#### Instructions to follow
Copy the records below exactly, leaving out every picture.
:: Records for the exercise
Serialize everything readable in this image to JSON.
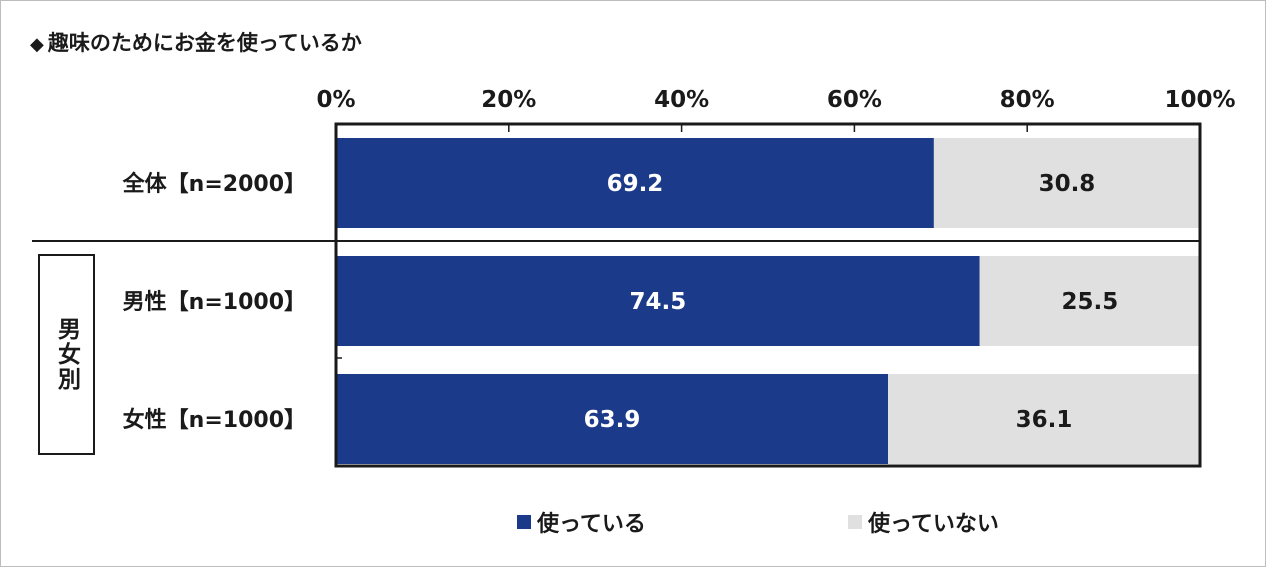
{
  "title": "趣味のためにお金を使っているか",
  "title_marker": "◆",
  "colors": {
    "used": "#1b3a8a",
    "not_used": "#e0e0e0",
    "used_text": "#ffffff",
    "not_used_text": "#1a1a1a"
  },
  "group_label": "男女別",
  "legend": [
    {
      "label": "使っている",
      "color": "#1b3a8a"
    },
    {
      "label": "使っていない",
      "color": "#e0e0e0"
    }
  ],
  "chart_data": {
    "type": "bar",
    "orientation": "horizontal",
    "stacked": true,
    "categories": [
      "全体【n=2000】",
      "男性【n=1000】",
      "女性【n=1000】"
    ],
    "series": [
      {
        "name": "使っている",
        "values": [
          69.2,
          74.5,
          63.9
        ]
      },
      {
        "name": "使っていない",
        "values": [
          30.8,
          25.5,
          36.1
        ]
      }
    ],
    "xlim": [
      0,
      100
    ],
    "xticks": [
      "0%",
      "20%",
      "40%",
      "60%",
      "80%",
      "100%"
    ],
    "legend_position": "bottom",
    "grid": false
  }
}
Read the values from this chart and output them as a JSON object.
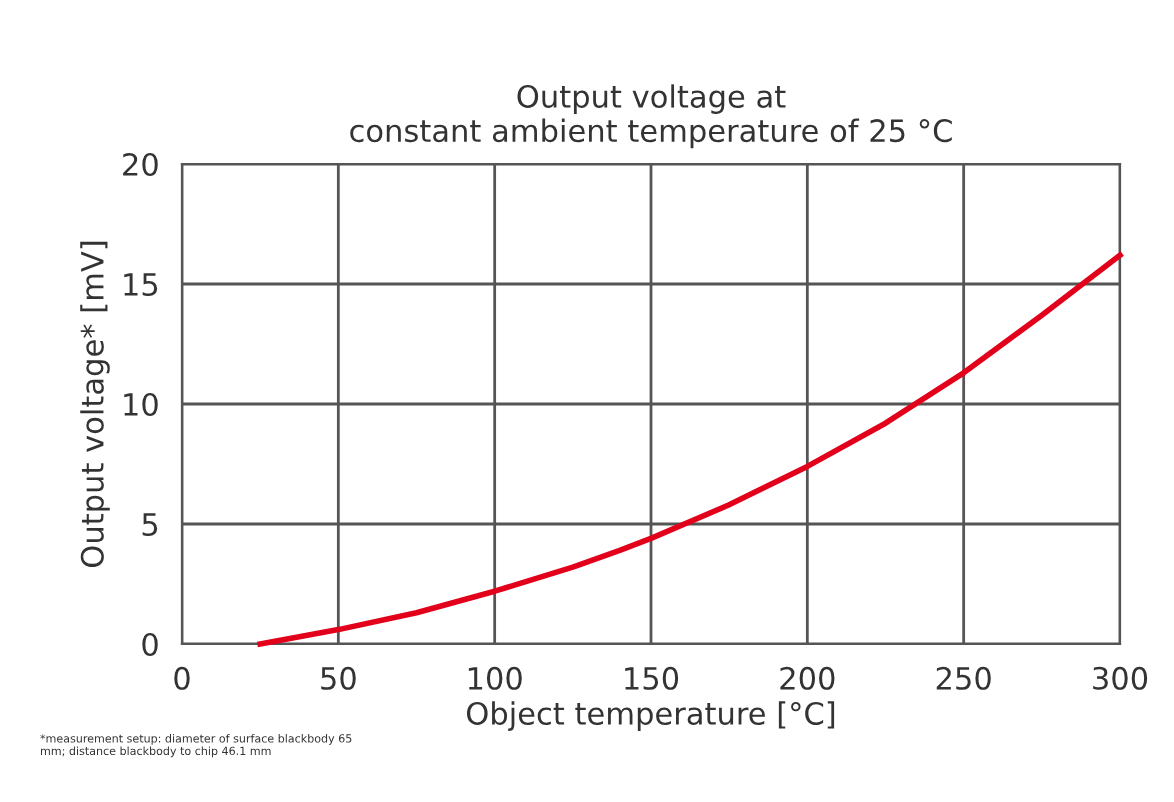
{
  "chart_data": {
    "type": "line",
    "title": "Output voltage at\nconstant ambient temperature of 25 °C",
    "xlabel": "Object temperature [°C]",
    "ylabel": "Output voltage* [mV]",
    "annotations": [
      "*measurement setup: diameter of surface blackbody 65\nmm; distance blackbody to chip 46.1 mm"
    ],
    "series": [
      {
        "color": "#e2001a",
        "x": [
          25,
          50,
          75,
          100,
          125,
          140,
          150,
          175,
          200,
          225,
          250,
          275,
          300
        ],
        "values": [
          0,
          0.6,
          1.3,
          2.2,
          3.2,
          3.9,
          4.4,
          5.8,
          7.4,
          9.2,
          11.3,
          13.7,
          16.2
        ]
      }
    ],
    "xlim": [
      0,
      300
    ],
    "xticks": [
      0,
      50,
      100,
      150,
      200,
      250,
      300
    ],
    "ylim": [
      0,
      20
    ],
    "yticks": [
      0,
      5,
      10,
      15,
      20
    ],
    "grid": true,
    "marker": "none",
    "line_style": "solid"
  }
}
::::
#### Response
Serialize everything readable in this image to JSON.
{
  "title": "趣味のためにお金を使っているか",
  "title_marker": "◆",
  "colors": {
    "used": "#1b3a8a",
    "not_used": "#e0e0e0",
    "used_text": "#ffffff",
    "not_used_text": "#1a1a1a"
  },
  "group_label": "男女別",
  "legend": [
    {
      "label": "使っている",
      "color": "#1b3a8a"
    },
    {
      "label": "使っていない",
      "color": "#e0e0e0"
    }
  ],
  "chart_data": {
    "type": "bar",
    "orientation": "horizontal",
    "stacked": true,
    "categories": [
      "全体【n=2000】",
      "男性【n=1000】",
      "女性【n=1000】"
    ],
    "series": [
      {
        "name": "使っている",
        "values": [
          69.2,
          74.5,
          63.9
        ]
      },
      {
        "name": "使っていない",
        "values": [
          30.8,
          25.5,
          36.1
        ]
      }
    ],
    "xlim": [
      0,
      100
    ],
    "xticks": [
      "0%",
      "20%",
      "40%",
      "60%",
      "80%",
      "100%"
    ],
    "legend_position": "bottom",
    "grid": false
  }
}
Read the values from this chart and output them as a JSON object.
{
  "chart_data": {
    "type": "line",
    "title": "Output voltage at\nconstant ambient temperature of 25 °C",
    "xlabel": "Object temperature [°C]",
    "ylabel": "Output voltage* [mV]",
    "annotations": [
      "*measurement setup: diameter of surface blackbody 65\nmm; distance blackbody to chip 46.1 mm"
    ],
    "series": [
      {
        "color": "#e2001a",
        "x": [
          25,
          50,
          75,
          100,
          125,
          140,
          150,
          175,
          200,
          225,
          250,
          275,
          300
        ],
        "values": [
          0,
          0.6,
          1.3,
          2.2,
          3.2,
          3.9,
          4.4,
          5.8,
          7.4,
          9.2,
          11.3,
          13.7,
          16.2
        ]
      }
    ],
    "xlim": [
      0,
      300
    ],
    "xticks": [
      0,
      50,
      100,
      150,
      200,
      250,
      300
    ],
    "ylim": [
      0,
      20
    ],
    "yticks": [
      0,
      5,
      10,
      15,
      20
    ],
    "grid": true,
    "marker": "none",
    "line_style": "solid"
  }
}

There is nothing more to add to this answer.